> _WHAT TO DO_
Omit the pictures, then write out every entry exactly as it reads.

-- start DATASET EXTRACT --

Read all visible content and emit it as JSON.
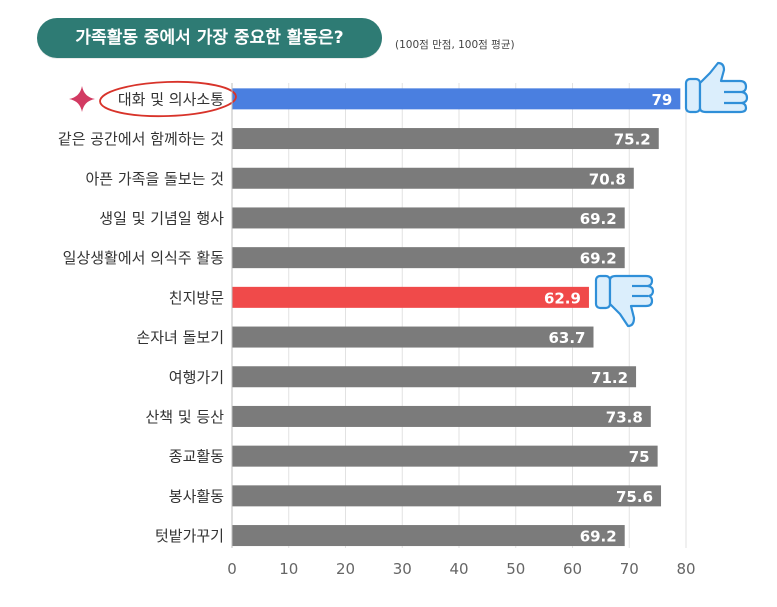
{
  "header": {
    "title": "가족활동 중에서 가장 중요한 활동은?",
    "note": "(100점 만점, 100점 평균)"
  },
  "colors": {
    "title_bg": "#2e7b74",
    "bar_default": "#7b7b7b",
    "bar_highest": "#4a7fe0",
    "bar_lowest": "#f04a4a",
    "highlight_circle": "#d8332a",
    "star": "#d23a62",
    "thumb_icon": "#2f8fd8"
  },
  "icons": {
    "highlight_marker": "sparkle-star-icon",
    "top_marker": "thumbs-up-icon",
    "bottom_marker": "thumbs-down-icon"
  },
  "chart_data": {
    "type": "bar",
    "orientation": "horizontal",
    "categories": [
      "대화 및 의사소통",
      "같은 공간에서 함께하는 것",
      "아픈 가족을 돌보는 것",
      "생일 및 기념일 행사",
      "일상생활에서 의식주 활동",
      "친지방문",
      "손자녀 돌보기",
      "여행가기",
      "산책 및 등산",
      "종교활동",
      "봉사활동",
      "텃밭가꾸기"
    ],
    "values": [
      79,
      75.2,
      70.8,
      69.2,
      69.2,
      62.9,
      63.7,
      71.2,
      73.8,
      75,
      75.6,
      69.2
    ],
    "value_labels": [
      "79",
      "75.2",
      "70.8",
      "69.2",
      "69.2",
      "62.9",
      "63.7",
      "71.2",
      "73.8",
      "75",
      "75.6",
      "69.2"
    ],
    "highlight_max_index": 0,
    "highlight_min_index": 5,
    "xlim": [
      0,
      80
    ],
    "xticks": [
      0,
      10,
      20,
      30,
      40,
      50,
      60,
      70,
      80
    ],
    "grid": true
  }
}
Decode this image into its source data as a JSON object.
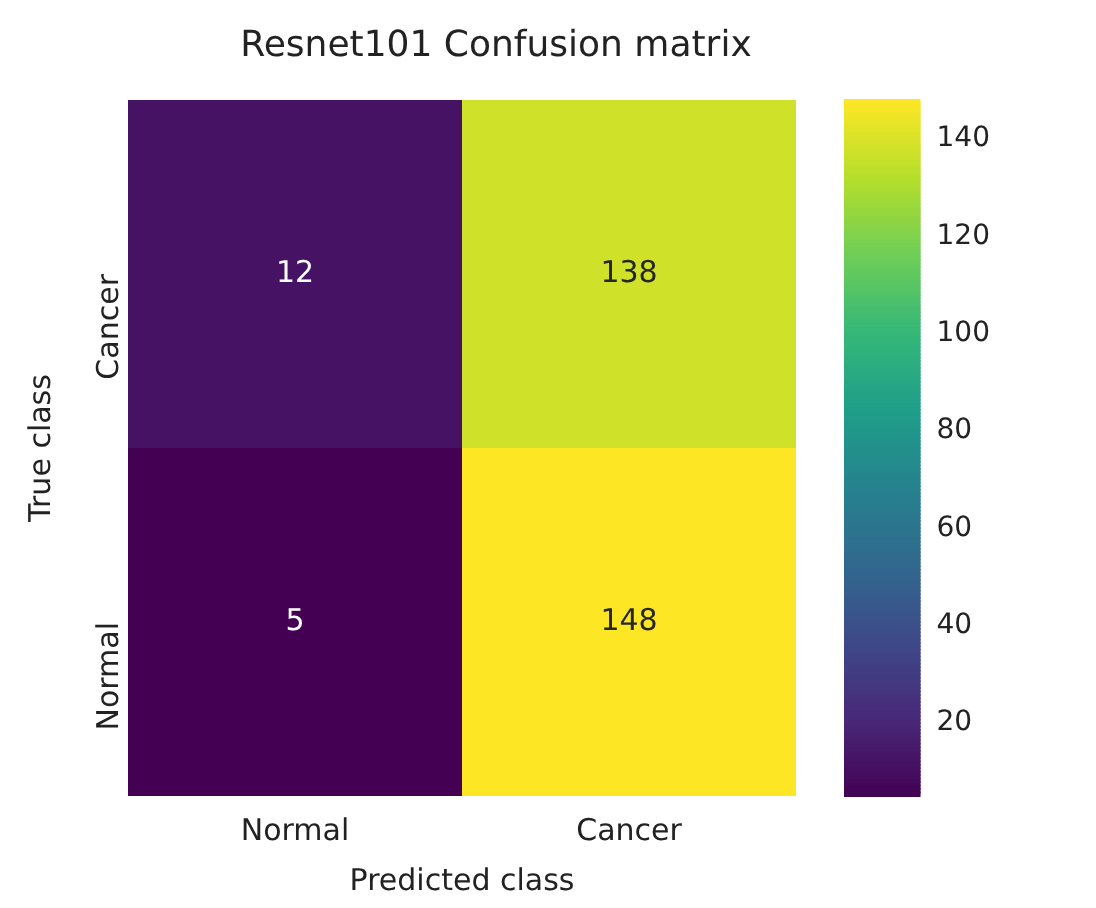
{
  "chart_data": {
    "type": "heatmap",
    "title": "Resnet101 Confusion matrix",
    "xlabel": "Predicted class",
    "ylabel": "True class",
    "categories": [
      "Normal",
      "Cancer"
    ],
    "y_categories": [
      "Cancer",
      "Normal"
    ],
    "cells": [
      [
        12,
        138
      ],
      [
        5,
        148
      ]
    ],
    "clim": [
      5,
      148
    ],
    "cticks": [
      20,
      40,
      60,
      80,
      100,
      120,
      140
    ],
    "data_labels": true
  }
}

-- end DATASET EXTRACT --

> _RESPONSE FOR THIS EXERCISE_
Read all visible content and emit it as JSON.
{
  "header": {
    "title": "가족활동 중에서 가장 중요한 활동은?",
    "note": "(100점 만점, 100점 평균)"
  },
  "colors": {
    "title_bg": "#2e7b74",
    "bar_default": "#7b7b7b",
    "bar_highest": "#4a7fe0",
    "bar_lowest": "#f04a4a",
    "highlight_circle": "#d8332a",
    "star": "#d23a62",
    "thumb_icon": "#2f8fd8"
  },
  "icons": {
    "highlight_marker": "sparkle-star-icon",
    "top_marker": "thumbs-up-icon",
    "bottom_marker": "thumbs-down-icon"
  },
  "chart_data": {
    "type": "bar",
    "orientation": "horizontal",
    "categories": [
      "대화 및 의사소통",
      "같은 공간에서 함께하는 것",
      "아픈 가족을 돌보는 것",
      "생일 및 기념일 행사",
      "일상생활에서 의식주 활동",
      "친지방문",
      "손자녀 돌보기",
      "여행가기",
      "산책 및 등산",
      "종교활동",
      "봉사활동",
      "텃밭가꾸기"
    ],
    "values": [
      79,
      75.2,
      70.8,
      69.2,
      69.2,
      62.9,
      63.7,
      71.2,
      73.8,
      75,
      75.6,
      69.2
    ],
    "value_labels": [
      "79",
      "75.2",
      "70.8",
      "69.2",
      "69.2",
      "62.9",
      "63.7",
      "71.2",
      "73.8",
      "75",
      "75.6",
      "69.2"
    ],
    "highlight_max_index": 0,
    "highlight_min_index": 5,
    "xlim": [
      0,
      80
    ],
    "xticks": [
      0,
      10,
      20,
      30,
      40,
      50,
      60,
      70,
      80
    ],
    "grid": true
  }
}
Decode this image into its source data as a JSON object.
{
  "chart_data": {
    "type": "heatmap",
    "title": "Resnet101 Confusion matrix",
    "xlabel": "Predicted class",
    "ylabel": "True class",
    "categories": [
      "Normal",
      "Cancer"
    ],
    "y_categories": [
      "Cancer",
      "Normal"
    ],
    "cells": [
      [
        12,
        138
      ],
      [
        5,
        148
      ]
    ],
    "clim": [
      5,
      148
    ],
    "cticks": [
      20,
      40,
      60,
      80,
      100,
      120,
      140
    ],
    "data_labels": true
  }
}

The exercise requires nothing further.